重症监护病房铜绿假单胞菌的耐药性分析及其耐氟喹诺酮的分子机制研究

Drug Resistance Analysis of Pseudomonas aeruginosa in Intensive Care Unit and Molecular Mechanism of Its Resistance to Fluoroquinolones

目的了解重症监护病房铜绿假单胞菌的耐药情况以及对氟喹诺酮类耐药的分子机制,为临床合理用药提供依据。方法用E试验法测定83株铜绿假单胞菌对13种抗菌药物的最低抑菌浓度(MIC),从中筛选28株氟喹诺酮类耐药菌,以标准敏感菌株ATCC27853作为质控菌株,PCR扩增gyrA及parC基因的喹诺酮耐药决定区(QRDR),扩增产物片段进行直接测序分析。结果83株铜绿假单胞菌在痰标本的阳性率最高71.08%;28株氟喹诺酮耐药菌株的gyrA基因在83位(ACC-ATC)有突变,导致氨基酸Thr-Ile的改变;有11株高耐药菌gyrA基因同时在87位(GAC-GGC)有突变,导致氨基酸Asp-Gly的改变;有14株耐药菌株的parC基因在87位有TCG-TTG突变,导致氨基酸由Ser-Leu的改变,未发现parC突变单独存在。结论重症监护病房铜绿假单胞菌对美罗培南保持较高的抑菌活性;而亚胺培南和氟喹诺酮类药物的滥用,已造成细菌对其耐药率急剧升高,gyrA和parC基因突变与铜绿假单胞菌耐喹诺酮类药物密切相关。

练习题
**A)** 根据这段摘要,83株铜绿假单胞菌在哪种标本里阳性率最高?是多少?
**B)** 把这段摘要里从“目的了解重症监护病房铜绿假单”开始、一直到“胞菌耐喹诺酮类药物密切相关。”为止的内容原样抄下来。

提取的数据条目
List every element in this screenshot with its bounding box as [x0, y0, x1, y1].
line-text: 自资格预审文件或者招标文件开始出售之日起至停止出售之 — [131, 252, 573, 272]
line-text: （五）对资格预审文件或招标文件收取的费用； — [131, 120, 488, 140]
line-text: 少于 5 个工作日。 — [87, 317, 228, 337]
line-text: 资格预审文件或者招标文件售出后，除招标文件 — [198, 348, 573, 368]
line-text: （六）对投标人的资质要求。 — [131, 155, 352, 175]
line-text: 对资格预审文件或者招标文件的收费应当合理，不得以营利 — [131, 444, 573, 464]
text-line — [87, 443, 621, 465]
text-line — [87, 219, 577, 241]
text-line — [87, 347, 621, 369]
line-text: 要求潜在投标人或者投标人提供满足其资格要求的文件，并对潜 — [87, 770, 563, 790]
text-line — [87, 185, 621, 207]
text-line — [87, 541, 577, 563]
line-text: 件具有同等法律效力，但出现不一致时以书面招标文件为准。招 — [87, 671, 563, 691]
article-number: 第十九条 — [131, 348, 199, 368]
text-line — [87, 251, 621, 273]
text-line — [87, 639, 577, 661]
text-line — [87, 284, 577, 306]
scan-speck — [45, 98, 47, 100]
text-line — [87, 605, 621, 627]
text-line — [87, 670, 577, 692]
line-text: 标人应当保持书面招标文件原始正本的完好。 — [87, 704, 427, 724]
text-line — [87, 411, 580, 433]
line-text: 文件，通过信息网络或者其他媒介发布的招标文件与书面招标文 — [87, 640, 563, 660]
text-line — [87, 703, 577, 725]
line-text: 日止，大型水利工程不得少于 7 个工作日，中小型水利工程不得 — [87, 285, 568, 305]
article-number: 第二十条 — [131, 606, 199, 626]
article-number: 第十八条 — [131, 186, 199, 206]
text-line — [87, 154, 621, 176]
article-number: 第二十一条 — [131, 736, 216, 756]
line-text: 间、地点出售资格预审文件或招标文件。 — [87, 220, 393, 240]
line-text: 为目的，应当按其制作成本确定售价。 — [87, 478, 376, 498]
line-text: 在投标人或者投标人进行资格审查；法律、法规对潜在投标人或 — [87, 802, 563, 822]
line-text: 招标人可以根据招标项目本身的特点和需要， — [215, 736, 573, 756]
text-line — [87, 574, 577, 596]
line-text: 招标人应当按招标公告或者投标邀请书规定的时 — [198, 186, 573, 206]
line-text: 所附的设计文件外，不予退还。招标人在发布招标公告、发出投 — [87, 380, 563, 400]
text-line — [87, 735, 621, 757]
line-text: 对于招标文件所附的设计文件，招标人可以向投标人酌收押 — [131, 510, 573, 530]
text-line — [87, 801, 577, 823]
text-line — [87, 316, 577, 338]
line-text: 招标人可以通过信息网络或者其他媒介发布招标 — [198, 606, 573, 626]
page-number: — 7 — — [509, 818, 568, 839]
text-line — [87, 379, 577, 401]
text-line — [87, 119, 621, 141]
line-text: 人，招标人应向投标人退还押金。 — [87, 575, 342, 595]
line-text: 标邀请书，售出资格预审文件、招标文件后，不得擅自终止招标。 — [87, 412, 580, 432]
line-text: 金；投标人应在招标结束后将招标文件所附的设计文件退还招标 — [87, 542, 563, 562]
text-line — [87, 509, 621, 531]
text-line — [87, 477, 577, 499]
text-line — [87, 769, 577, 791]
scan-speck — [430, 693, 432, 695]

参考答案
**A)** 痰标本,阳性率为71.08%。

**B)**
目的了解重症监护病房铜绿假单胞菌的耐药情况以及对氟喹诺酮类耐药的分子机制,为临床合理用药提供依据。方法用E试验法测定83株铜绿假单胞菌对13种抗菌药物的最低抑菌浓度(MIC),从中筛选28株氟喹诺酮类耐药菌,以标准敏感菌株ATCC27853作为质控菌株,PCR扩增gyrA及parC基因的喹诺酮耐药决定区(QRDR),扩增产物片段进行直接测序分析。结果83株铜绿假单胞菌在痰标本的阳性率最高71.08%;28株氟喹诺酮耐药菌株的gyrA基因在83位(ACC-ATC)有突变,导致氨基酸Thr-Ile的改变;有11株高耐药菌gyrA基因同时在87位(GAC-GGC)有突变,导致氨基酸Asp-Gly的改变;有14株耐药菌株的parC基因在87位有TCG-TTG突变,导致氨基酸由Ser-Leu的改变,未发现parC突变单独存在。结论重症监护病房铜绿假单胞菌对美罗培南保持较高的抑菌活性;而亚胺培南和氟喹诺酮类药物的滥用,已造成细菌对其耐药率急剧升高,gyrA和parC基因突变与铜绿假单胞菌耐喹诺酮类药物密切相关。